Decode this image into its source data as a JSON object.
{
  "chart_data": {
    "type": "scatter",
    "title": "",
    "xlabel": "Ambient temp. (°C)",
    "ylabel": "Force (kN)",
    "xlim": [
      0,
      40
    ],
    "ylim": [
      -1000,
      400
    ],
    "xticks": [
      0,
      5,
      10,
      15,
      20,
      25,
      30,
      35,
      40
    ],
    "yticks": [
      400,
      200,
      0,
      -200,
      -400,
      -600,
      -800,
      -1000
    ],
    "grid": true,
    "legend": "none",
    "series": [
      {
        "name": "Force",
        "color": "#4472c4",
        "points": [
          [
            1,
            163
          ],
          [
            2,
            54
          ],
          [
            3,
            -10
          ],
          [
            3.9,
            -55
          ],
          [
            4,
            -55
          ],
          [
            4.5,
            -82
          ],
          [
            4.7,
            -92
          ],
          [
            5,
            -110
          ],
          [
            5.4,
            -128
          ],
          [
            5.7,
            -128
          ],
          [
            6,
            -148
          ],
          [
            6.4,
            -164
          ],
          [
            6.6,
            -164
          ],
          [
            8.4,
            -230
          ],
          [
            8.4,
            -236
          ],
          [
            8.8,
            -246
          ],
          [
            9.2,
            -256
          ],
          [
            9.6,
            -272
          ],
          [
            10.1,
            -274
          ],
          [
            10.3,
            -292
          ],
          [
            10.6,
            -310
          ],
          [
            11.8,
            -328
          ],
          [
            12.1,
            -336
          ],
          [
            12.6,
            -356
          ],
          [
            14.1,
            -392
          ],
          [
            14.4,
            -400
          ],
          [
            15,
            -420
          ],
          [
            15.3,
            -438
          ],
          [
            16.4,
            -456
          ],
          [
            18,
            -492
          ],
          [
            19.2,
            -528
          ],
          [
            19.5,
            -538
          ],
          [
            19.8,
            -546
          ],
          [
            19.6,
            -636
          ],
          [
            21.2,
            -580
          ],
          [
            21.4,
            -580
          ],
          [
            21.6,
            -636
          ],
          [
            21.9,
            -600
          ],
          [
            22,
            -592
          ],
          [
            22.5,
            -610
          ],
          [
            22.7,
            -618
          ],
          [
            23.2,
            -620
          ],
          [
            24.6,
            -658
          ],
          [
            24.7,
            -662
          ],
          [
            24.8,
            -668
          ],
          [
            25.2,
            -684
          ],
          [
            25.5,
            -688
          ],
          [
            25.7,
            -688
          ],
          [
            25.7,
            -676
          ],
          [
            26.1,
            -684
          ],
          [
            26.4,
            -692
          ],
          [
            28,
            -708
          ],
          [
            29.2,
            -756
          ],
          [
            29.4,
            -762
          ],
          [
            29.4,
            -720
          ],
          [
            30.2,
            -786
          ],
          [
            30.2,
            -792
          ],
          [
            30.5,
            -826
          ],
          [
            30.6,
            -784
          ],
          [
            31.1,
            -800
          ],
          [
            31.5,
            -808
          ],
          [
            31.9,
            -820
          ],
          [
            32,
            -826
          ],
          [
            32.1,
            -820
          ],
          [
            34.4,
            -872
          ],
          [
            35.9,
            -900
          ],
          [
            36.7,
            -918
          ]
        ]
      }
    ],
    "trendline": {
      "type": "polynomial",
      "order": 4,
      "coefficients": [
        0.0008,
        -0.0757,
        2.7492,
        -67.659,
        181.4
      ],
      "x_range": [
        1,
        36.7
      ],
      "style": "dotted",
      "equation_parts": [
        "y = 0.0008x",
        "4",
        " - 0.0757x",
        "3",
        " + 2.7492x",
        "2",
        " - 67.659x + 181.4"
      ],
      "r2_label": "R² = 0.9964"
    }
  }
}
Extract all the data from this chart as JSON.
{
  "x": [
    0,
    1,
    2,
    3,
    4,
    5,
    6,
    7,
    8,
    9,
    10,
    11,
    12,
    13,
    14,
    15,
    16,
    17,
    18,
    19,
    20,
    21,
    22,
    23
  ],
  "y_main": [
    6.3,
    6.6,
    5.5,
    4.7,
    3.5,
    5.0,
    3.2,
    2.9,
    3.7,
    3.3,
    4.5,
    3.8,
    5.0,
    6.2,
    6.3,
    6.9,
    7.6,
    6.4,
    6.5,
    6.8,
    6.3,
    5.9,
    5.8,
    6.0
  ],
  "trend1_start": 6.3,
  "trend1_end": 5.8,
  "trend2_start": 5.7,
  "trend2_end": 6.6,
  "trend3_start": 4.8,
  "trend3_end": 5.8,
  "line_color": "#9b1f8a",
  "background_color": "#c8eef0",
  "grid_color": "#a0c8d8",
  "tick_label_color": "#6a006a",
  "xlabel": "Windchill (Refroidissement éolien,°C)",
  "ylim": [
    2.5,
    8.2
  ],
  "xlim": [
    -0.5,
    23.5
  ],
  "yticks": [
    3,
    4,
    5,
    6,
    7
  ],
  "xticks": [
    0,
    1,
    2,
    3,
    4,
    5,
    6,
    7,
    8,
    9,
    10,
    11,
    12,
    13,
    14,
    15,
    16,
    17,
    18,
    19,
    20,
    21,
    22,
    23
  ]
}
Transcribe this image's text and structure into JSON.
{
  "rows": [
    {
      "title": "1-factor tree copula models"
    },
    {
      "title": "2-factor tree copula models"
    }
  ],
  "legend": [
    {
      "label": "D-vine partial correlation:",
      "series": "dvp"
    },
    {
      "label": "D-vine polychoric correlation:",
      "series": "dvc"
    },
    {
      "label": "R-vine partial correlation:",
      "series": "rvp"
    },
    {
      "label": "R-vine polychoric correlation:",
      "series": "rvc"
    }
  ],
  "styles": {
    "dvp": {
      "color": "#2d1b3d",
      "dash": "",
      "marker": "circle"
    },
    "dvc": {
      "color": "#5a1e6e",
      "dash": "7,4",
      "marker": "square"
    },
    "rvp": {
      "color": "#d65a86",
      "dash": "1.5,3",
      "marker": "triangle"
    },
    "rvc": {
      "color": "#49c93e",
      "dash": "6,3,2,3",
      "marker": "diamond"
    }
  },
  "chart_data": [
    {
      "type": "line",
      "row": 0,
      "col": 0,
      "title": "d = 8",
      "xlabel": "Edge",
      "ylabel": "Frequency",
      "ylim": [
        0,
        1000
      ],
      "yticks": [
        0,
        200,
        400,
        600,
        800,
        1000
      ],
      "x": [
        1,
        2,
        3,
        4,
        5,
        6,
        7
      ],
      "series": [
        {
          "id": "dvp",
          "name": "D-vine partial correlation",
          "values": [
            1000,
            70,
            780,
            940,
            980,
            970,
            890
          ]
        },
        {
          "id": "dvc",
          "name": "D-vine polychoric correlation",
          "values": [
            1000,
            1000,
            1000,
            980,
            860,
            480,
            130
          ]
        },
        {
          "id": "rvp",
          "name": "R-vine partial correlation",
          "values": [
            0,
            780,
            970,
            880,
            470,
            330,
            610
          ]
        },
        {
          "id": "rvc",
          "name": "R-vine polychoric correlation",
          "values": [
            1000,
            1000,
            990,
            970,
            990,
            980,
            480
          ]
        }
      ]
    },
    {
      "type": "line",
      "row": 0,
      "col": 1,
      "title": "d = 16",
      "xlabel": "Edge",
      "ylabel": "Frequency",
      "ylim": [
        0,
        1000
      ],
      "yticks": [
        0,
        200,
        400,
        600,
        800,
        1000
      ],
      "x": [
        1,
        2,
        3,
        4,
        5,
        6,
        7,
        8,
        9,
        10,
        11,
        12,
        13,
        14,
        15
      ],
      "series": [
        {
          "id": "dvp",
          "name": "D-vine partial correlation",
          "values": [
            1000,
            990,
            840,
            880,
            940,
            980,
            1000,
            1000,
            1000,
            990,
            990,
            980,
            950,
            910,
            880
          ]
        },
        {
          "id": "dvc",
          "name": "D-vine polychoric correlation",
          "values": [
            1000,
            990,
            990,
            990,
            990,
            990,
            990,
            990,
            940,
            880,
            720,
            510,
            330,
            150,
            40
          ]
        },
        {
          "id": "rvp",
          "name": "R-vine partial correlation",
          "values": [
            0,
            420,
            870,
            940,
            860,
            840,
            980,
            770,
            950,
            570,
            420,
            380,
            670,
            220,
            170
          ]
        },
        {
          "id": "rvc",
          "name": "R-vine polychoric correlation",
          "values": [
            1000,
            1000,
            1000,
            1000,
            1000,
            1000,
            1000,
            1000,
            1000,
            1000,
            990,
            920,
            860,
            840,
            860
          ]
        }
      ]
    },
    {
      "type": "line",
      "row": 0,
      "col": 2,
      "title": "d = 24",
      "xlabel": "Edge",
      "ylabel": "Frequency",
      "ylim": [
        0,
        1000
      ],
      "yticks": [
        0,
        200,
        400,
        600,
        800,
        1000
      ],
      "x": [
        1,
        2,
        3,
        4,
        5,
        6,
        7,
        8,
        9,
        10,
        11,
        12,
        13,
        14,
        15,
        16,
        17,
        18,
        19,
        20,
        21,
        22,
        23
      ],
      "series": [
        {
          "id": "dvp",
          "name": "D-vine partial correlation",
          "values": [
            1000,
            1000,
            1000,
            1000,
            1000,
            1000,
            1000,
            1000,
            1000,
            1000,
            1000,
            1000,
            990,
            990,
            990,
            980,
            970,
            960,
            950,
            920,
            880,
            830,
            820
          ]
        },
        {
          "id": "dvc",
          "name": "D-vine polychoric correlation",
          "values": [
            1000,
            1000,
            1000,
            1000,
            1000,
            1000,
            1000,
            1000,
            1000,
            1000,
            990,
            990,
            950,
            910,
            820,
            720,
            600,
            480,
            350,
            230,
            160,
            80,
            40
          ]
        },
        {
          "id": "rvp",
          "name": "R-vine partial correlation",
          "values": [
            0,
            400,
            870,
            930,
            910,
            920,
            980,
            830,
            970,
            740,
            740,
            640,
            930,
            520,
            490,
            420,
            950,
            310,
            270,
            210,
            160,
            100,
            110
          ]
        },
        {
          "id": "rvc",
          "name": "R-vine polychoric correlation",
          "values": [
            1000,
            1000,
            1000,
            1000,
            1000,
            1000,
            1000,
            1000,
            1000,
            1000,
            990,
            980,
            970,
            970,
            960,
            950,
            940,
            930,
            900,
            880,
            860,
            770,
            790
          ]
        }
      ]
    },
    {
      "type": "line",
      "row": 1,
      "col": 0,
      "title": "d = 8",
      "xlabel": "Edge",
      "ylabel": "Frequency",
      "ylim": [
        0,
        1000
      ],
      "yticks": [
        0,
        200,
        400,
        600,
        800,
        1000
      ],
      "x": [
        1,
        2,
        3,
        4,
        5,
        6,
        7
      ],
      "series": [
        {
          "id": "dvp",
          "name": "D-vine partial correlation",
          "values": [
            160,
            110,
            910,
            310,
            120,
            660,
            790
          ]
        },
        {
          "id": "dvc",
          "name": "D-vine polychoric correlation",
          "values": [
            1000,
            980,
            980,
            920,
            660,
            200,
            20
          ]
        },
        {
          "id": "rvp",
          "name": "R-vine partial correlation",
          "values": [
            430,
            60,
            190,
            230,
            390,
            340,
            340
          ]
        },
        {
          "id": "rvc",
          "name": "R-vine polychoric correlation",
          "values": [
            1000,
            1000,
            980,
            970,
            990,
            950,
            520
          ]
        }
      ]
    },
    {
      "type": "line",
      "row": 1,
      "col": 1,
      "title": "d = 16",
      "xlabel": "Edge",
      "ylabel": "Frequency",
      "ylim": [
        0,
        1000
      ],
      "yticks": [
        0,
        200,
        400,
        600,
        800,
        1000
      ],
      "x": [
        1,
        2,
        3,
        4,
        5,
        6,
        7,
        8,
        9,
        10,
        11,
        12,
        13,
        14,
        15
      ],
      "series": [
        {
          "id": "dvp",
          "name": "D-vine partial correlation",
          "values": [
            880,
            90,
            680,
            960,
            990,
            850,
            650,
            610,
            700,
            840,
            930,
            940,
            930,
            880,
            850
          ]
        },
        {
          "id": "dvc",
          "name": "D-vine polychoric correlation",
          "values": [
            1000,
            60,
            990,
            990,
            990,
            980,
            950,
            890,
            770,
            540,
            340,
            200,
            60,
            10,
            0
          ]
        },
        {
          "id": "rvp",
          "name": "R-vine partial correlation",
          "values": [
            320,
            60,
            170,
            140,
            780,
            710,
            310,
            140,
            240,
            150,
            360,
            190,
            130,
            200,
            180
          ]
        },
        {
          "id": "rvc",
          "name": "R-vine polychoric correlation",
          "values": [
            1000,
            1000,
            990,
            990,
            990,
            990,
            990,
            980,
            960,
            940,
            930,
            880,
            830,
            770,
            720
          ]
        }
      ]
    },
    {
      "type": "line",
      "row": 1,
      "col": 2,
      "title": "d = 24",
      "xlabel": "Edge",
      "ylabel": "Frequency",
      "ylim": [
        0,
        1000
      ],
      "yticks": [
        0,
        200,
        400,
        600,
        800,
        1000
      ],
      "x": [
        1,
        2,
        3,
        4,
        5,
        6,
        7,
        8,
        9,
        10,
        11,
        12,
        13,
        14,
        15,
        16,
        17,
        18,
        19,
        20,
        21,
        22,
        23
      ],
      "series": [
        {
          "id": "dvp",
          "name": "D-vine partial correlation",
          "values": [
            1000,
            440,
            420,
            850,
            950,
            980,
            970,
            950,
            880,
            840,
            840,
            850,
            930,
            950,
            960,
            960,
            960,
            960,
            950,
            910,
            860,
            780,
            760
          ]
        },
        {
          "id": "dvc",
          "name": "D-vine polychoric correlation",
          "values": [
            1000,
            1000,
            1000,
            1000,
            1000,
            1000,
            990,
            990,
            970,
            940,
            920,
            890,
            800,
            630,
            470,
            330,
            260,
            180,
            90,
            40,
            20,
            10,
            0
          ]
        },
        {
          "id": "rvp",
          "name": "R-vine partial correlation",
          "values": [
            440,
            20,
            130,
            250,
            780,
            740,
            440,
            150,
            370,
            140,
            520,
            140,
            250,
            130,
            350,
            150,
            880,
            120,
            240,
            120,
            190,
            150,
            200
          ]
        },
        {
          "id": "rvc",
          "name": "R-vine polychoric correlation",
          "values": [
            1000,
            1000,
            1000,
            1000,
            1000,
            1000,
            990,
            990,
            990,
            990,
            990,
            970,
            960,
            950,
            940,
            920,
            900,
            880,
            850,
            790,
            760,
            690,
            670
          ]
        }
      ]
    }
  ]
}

· · · ·

# Problem to solve
Give the number of lines in the data that contain "into", with no other words.

# The result
2